Challenge: Search the entries below. Return every line that has "fits" in it.

-------- Data extract

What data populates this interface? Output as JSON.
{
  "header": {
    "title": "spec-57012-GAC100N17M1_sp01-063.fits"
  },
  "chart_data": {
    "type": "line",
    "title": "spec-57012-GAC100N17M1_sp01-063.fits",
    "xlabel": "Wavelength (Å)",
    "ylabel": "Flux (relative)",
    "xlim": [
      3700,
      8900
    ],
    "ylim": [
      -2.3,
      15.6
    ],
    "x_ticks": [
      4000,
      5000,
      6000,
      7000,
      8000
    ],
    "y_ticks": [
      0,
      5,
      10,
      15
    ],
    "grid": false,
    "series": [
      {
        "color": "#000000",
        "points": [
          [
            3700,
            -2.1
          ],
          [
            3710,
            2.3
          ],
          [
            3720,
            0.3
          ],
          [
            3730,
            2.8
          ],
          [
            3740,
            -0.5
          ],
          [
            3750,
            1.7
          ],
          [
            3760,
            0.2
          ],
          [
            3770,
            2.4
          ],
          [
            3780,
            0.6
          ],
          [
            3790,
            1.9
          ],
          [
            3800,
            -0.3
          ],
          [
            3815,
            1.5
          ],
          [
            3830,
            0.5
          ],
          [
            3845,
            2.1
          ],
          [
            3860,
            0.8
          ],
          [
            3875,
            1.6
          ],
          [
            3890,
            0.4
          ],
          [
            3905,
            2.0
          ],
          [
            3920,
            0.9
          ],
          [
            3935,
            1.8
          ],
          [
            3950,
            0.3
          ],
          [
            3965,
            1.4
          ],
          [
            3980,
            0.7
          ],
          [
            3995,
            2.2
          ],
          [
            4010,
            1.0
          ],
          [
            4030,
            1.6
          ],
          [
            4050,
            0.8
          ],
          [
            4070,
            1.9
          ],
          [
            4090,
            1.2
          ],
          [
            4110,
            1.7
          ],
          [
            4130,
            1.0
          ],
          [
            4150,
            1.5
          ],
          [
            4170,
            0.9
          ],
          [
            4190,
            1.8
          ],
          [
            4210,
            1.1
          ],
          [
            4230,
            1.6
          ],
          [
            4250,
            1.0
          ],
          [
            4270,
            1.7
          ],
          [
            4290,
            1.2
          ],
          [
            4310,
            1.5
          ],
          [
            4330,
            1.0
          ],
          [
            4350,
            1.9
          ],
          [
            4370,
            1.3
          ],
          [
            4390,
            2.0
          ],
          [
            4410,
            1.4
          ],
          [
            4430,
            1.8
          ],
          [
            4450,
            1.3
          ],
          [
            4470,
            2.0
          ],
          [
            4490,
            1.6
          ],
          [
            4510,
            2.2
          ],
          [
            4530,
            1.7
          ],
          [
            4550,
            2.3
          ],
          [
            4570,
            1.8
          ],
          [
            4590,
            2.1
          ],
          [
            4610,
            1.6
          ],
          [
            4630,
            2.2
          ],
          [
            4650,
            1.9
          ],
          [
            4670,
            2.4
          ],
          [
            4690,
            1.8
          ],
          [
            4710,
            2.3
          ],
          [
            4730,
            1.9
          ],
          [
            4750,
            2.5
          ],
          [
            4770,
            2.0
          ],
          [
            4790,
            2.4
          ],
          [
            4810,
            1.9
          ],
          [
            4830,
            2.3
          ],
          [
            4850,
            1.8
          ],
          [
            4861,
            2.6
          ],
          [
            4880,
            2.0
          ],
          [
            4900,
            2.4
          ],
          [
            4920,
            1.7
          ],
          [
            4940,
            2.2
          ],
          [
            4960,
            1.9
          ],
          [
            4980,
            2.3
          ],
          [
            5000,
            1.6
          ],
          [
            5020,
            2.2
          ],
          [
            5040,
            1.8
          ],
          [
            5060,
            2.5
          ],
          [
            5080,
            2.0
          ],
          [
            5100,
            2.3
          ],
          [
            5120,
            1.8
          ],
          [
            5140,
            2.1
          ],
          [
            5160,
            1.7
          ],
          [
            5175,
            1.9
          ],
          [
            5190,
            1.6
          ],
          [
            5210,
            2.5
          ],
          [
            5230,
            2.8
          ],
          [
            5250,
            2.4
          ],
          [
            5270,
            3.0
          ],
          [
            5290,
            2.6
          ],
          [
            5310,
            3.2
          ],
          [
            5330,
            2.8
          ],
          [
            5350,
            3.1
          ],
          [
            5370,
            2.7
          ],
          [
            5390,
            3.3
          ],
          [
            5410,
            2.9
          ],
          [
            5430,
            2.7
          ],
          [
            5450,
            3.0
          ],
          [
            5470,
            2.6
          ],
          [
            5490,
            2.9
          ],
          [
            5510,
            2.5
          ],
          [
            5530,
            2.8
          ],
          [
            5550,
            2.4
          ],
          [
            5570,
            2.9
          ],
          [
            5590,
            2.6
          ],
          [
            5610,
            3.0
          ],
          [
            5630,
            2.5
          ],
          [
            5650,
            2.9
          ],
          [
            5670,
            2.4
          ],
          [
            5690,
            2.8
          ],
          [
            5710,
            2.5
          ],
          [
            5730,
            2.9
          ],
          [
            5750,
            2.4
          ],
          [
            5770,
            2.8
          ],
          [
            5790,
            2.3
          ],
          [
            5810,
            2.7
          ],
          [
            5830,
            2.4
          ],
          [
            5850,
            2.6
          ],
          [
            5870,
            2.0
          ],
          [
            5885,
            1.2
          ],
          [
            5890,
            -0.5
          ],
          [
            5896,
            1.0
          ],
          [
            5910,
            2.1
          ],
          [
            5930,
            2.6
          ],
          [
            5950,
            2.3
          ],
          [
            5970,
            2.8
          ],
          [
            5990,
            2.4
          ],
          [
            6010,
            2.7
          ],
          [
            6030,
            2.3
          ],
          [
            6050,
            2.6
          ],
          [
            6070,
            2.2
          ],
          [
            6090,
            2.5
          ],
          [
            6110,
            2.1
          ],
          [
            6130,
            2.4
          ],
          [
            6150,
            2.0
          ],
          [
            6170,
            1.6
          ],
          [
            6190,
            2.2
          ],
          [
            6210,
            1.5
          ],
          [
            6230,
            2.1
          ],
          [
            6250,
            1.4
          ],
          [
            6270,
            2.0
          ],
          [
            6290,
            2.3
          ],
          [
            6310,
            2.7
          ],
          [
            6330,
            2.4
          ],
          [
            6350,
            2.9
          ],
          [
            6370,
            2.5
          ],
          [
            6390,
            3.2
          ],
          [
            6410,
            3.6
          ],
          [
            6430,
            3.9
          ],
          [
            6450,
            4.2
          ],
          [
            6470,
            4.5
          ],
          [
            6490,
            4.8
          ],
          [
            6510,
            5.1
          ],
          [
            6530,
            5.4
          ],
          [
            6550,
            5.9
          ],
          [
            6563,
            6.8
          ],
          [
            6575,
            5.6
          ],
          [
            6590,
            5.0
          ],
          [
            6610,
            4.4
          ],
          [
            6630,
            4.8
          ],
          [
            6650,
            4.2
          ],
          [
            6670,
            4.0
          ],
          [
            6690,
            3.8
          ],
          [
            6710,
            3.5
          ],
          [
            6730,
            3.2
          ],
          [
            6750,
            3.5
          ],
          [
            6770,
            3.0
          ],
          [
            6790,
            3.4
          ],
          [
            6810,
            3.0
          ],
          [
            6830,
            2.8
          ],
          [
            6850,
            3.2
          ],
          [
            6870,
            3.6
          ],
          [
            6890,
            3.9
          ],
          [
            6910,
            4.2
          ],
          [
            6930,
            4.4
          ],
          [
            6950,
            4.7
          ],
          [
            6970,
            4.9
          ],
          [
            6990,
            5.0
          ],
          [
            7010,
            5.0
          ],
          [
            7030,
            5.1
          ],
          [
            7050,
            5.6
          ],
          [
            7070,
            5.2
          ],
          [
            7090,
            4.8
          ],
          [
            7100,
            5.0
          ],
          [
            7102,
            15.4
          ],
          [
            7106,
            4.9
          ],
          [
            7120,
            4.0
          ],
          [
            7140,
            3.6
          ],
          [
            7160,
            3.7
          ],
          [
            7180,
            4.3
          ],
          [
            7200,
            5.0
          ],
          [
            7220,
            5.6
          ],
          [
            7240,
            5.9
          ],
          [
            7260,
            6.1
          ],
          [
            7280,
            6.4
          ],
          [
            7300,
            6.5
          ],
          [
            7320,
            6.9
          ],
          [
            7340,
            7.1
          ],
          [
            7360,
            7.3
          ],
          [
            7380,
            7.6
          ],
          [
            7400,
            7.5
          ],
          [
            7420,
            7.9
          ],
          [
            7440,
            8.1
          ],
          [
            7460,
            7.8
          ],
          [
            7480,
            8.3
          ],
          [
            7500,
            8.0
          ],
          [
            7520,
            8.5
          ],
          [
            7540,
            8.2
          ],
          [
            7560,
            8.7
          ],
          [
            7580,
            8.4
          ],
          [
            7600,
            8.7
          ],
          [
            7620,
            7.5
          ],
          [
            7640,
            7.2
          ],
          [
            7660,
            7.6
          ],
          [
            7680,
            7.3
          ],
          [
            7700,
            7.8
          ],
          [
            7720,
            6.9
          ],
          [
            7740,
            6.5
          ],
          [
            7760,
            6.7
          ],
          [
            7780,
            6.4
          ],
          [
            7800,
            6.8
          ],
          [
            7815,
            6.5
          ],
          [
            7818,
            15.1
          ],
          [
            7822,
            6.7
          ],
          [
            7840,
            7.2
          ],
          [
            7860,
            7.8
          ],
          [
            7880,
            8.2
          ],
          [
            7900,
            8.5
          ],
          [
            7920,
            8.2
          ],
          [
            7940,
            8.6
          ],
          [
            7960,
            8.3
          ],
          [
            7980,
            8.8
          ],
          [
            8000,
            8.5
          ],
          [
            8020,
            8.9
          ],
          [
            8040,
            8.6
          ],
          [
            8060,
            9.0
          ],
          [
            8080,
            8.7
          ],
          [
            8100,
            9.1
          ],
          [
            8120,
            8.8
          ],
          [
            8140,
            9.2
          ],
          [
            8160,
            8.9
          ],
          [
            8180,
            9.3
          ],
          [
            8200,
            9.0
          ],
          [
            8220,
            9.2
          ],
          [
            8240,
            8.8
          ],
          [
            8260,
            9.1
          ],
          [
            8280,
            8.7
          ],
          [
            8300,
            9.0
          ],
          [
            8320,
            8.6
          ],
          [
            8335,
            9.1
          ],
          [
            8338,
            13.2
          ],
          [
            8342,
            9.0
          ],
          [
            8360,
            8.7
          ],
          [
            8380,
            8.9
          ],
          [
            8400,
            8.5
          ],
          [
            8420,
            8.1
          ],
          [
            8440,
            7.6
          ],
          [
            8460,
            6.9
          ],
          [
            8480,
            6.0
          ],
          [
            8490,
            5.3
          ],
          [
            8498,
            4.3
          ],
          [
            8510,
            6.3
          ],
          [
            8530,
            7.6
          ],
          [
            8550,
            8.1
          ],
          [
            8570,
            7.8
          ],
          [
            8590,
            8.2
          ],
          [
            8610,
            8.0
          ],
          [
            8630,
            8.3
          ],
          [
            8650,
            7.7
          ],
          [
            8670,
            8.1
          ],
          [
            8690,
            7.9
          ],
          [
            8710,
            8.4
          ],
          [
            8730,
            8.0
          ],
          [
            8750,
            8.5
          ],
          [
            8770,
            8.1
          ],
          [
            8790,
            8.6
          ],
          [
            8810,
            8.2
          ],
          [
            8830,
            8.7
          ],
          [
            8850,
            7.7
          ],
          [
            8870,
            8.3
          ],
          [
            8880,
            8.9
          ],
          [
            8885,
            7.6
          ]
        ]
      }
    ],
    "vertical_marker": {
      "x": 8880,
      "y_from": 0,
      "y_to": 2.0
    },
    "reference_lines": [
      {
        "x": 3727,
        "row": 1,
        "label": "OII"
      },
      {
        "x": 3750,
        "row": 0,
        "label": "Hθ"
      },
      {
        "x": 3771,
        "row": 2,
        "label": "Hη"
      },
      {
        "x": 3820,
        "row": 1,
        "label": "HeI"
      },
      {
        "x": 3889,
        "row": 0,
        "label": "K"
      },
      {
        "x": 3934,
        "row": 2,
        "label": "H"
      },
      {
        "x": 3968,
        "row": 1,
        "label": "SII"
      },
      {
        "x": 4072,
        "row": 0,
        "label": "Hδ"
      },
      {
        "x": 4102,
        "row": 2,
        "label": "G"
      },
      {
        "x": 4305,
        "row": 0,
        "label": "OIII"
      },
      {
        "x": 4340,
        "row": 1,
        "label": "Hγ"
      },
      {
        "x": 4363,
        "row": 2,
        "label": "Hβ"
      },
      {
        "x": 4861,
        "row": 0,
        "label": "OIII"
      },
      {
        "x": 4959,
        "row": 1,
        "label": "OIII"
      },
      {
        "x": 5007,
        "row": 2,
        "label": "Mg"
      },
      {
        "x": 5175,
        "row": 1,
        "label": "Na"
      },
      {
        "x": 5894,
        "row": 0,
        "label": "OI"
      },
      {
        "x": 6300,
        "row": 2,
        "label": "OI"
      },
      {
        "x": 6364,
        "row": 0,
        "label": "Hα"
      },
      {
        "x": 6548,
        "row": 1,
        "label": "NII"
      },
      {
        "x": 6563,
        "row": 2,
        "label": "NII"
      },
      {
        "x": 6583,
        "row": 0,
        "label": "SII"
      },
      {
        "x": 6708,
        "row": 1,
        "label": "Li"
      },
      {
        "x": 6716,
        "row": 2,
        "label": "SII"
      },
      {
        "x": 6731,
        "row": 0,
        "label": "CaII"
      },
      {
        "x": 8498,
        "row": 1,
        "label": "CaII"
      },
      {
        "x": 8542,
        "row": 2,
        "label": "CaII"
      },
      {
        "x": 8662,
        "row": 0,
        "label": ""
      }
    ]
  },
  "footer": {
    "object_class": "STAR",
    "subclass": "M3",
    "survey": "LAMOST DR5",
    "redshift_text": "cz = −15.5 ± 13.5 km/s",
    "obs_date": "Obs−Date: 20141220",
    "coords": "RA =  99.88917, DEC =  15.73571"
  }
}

----------------

Finished answer:
    "title": "spec-57012-GAC100N17M1_sp01-063.fits"
    "title": "spec-57012-GAC100N17M1_sp01-063.fits",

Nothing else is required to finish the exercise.